Brief
Locate each line holding the string "Quarters" and copy it.

Information supplied

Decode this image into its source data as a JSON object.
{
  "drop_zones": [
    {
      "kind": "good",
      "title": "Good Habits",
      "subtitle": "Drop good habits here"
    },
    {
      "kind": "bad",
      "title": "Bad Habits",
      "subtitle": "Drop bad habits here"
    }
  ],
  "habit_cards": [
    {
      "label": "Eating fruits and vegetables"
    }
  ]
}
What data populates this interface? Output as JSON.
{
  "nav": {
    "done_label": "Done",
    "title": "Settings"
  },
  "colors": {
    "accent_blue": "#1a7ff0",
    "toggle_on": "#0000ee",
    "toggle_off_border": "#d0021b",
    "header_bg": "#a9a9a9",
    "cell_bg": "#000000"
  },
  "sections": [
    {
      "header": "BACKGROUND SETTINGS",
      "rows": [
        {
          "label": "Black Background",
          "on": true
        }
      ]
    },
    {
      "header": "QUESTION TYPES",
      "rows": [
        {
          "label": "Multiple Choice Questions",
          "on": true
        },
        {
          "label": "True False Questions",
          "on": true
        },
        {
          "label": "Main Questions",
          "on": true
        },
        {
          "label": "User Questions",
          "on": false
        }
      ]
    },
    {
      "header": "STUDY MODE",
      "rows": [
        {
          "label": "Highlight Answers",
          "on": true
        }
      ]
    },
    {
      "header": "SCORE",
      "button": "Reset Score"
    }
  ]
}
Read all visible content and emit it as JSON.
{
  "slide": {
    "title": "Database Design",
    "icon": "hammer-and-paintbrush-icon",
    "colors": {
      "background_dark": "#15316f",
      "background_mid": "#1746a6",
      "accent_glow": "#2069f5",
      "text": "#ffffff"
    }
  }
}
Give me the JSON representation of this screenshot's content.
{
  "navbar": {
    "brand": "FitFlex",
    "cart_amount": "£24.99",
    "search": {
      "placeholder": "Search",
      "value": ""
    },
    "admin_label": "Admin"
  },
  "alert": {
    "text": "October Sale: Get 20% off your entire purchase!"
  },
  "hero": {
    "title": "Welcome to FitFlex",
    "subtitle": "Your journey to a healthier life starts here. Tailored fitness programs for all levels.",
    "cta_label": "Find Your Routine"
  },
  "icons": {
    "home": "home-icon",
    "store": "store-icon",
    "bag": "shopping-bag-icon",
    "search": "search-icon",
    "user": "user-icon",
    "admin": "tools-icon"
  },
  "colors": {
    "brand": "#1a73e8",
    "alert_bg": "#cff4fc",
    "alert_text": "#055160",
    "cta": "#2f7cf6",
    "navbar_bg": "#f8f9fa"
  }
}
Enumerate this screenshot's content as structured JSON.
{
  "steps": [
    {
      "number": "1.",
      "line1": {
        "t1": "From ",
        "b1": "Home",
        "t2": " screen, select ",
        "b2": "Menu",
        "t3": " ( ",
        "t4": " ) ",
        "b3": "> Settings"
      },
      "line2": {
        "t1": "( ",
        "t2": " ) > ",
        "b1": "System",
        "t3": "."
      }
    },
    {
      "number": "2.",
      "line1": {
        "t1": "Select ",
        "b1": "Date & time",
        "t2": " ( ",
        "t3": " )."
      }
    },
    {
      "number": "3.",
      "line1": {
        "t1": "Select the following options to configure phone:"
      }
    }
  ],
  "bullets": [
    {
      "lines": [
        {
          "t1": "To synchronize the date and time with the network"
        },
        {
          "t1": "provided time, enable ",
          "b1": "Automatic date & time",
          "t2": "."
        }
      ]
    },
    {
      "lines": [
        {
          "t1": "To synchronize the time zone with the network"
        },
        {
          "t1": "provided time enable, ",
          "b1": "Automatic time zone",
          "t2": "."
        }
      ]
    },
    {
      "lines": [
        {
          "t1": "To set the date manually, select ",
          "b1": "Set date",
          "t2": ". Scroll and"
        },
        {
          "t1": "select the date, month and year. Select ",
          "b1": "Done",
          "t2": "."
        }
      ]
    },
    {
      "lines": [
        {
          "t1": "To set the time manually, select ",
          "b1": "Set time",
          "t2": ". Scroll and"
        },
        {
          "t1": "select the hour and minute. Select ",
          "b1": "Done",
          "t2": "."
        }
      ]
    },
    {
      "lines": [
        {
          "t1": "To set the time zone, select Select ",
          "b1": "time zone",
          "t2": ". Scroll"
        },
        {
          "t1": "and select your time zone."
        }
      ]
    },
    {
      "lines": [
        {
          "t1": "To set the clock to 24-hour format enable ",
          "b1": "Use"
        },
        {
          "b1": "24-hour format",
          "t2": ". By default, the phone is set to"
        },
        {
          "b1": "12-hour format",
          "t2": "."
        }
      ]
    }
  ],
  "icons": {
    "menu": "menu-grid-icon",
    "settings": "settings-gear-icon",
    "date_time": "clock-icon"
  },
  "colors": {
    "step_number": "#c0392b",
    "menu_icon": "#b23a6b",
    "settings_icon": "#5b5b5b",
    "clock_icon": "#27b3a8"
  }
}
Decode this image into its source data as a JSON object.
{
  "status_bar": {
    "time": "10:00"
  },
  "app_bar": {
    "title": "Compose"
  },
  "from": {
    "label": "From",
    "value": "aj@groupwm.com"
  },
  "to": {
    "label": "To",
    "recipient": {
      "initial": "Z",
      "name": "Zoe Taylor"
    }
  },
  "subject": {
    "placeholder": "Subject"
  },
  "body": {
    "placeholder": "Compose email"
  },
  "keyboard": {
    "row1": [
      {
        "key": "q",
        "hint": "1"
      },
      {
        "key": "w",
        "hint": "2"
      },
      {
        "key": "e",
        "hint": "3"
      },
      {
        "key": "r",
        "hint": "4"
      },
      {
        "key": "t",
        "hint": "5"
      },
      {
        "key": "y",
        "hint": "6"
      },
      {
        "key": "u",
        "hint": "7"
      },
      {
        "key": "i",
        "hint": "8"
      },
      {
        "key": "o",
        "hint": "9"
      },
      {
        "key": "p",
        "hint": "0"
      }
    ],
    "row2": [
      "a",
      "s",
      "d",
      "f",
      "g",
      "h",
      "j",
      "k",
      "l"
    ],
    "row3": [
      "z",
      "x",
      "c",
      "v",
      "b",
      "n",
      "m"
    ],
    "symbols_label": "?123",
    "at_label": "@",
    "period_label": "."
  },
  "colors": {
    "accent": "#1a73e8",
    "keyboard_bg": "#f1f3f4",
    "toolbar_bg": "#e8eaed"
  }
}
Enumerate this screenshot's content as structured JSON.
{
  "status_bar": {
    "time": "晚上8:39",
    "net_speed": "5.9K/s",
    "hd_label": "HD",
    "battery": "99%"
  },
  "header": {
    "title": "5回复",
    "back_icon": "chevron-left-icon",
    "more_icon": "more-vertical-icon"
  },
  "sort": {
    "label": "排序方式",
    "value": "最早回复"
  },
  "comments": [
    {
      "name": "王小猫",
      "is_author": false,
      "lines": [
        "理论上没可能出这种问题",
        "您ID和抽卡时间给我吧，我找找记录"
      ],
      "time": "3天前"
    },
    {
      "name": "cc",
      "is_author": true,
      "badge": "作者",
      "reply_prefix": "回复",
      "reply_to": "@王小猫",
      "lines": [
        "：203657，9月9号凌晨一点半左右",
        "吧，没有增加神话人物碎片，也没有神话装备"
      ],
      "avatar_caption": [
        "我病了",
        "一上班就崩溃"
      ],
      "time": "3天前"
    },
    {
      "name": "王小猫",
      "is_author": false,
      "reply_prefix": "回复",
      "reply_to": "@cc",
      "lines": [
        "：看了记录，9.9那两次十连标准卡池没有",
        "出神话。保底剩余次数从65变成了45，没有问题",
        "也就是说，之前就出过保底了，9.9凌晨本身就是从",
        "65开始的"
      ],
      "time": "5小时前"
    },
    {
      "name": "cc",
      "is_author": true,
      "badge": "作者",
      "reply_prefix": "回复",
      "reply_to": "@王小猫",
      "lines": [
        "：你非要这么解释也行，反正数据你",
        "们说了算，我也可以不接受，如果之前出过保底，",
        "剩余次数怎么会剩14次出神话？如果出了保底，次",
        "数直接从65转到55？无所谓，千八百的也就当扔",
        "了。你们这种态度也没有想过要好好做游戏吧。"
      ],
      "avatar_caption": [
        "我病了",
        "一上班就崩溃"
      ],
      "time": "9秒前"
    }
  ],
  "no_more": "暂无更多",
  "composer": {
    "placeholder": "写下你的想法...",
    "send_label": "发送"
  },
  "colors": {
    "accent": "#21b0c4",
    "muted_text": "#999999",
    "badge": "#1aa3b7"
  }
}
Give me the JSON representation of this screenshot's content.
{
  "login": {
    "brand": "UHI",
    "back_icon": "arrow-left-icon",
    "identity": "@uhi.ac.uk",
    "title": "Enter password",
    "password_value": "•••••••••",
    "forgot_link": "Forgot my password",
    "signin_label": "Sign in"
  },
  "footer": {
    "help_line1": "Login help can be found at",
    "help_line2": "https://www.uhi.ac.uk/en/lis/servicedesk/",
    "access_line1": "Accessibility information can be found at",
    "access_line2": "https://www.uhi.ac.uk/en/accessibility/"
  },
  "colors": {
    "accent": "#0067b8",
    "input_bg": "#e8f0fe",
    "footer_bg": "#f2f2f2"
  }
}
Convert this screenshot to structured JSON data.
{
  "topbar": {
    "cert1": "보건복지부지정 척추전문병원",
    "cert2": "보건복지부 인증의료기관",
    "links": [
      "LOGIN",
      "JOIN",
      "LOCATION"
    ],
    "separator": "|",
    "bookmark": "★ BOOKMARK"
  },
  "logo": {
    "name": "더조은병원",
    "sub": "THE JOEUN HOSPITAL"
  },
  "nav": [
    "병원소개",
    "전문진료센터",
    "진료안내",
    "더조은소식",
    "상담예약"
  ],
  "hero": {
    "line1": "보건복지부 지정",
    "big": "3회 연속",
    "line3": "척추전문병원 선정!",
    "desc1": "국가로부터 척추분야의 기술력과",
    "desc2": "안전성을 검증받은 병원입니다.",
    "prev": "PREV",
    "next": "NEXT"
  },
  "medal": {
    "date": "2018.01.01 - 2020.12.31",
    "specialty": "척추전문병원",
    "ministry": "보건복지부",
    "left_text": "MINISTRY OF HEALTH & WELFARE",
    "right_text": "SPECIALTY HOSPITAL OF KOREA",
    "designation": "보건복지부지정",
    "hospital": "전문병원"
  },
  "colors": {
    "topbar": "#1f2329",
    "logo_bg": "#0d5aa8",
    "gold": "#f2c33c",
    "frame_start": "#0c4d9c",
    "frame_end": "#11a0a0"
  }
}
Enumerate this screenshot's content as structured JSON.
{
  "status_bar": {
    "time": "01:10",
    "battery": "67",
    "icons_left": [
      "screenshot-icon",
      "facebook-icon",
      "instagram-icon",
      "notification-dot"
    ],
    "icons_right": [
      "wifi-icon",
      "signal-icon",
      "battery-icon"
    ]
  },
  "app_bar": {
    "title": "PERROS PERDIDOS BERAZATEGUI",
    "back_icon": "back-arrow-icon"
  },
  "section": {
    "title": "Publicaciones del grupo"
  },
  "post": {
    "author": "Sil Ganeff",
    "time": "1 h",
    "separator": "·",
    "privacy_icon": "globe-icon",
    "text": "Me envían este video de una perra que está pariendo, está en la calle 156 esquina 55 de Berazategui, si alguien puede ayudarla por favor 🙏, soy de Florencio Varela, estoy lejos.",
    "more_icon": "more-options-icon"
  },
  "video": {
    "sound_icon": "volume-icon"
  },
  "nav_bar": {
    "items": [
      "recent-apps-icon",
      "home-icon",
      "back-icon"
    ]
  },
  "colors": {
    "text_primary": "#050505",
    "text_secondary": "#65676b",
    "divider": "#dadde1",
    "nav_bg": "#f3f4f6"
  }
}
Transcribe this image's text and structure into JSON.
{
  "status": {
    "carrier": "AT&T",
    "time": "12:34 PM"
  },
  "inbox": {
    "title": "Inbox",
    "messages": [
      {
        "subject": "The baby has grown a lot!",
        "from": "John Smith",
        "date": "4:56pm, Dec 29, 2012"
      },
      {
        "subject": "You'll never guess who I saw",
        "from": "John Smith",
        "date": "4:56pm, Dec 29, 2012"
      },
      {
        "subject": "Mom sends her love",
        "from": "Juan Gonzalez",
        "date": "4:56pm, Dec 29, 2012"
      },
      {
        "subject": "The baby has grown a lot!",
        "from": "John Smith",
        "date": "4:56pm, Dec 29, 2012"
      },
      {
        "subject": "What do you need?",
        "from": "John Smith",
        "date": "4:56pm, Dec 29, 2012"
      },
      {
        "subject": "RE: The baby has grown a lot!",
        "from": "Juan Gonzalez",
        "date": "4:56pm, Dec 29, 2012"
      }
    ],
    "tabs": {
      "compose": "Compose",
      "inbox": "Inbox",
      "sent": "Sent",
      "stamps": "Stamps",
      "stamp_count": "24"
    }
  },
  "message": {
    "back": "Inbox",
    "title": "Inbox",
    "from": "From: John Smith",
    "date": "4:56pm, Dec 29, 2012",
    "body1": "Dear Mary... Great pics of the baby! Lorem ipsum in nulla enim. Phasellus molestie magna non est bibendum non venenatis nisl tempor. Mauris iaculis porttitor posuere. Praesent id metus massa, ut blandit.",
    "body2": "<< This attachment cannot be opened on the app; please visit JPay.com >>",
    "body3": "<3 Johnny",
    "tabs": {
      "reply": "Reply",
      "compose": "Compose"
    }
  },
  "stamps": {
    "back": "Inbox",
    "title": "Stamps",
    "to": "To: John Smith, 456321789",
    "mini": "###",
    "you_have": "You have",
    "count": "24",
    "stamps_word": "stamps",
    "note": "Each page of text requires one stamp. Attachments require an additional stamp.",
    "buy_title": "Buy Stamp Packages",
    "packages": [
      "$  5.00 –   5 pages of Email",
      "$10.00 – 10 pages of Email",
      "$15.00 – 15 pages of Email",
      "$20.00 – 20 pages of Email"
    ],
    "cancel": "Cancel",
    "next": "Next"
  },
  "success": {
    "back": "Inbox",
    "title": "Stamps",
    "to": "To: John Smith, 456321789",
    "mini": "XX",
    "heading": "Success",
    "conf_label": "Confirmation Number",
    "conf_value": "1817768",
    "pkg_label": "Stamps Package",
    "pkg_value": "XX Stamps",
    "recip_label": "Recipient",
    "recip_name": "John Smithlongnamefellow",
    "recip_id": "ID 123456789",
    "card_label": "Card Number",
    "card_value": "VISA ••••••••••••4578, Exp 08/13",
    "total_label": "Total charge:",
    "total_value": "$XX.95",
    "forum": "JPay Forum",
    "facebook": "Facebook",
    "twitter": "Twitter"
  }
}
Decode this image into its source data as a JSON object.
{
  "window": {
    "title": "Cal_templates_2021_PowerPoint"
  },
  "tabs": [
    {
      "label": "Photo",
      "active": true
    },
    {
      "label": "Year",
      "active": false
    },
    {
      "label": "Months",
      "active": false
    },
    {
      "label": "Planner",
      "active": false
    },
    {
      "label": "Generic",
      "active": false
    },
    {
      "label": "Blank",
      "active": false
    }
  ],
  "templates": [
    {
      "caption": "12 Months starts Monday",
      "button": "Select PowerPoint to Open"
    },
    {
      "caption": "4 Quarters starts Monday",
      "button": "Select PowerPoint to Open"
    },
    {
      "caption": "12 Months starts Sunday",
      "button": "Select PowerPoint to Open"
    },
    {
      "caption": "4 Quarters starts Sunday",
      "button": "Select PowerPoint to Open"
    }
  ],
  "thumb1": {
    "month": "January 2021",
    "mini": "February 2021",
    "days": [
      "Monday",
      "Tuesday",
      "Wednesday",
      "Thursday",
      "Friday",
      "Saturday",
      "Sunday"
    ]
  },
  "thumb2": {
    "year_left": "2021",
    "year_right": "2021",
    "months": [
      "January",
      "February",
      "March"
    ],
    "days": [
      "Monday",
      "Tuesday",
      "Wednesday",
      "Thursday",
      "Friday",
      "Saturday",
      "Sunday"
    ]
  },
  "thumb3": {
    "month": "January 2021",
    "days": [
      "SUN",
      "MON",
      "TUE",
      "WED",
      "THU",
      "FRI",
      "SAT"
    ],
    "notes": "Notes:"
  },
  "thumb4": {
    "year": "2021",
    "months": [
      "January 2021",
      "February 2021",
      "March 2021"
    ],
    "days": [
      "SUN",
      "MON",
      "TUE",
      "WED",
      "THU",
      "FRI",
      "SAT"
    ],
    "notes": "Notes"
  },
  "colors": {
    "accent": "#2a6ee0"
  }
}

Response
      "caption": "4 Quarters starts Monday",
      "caption": "4 Quarters starts Sunday",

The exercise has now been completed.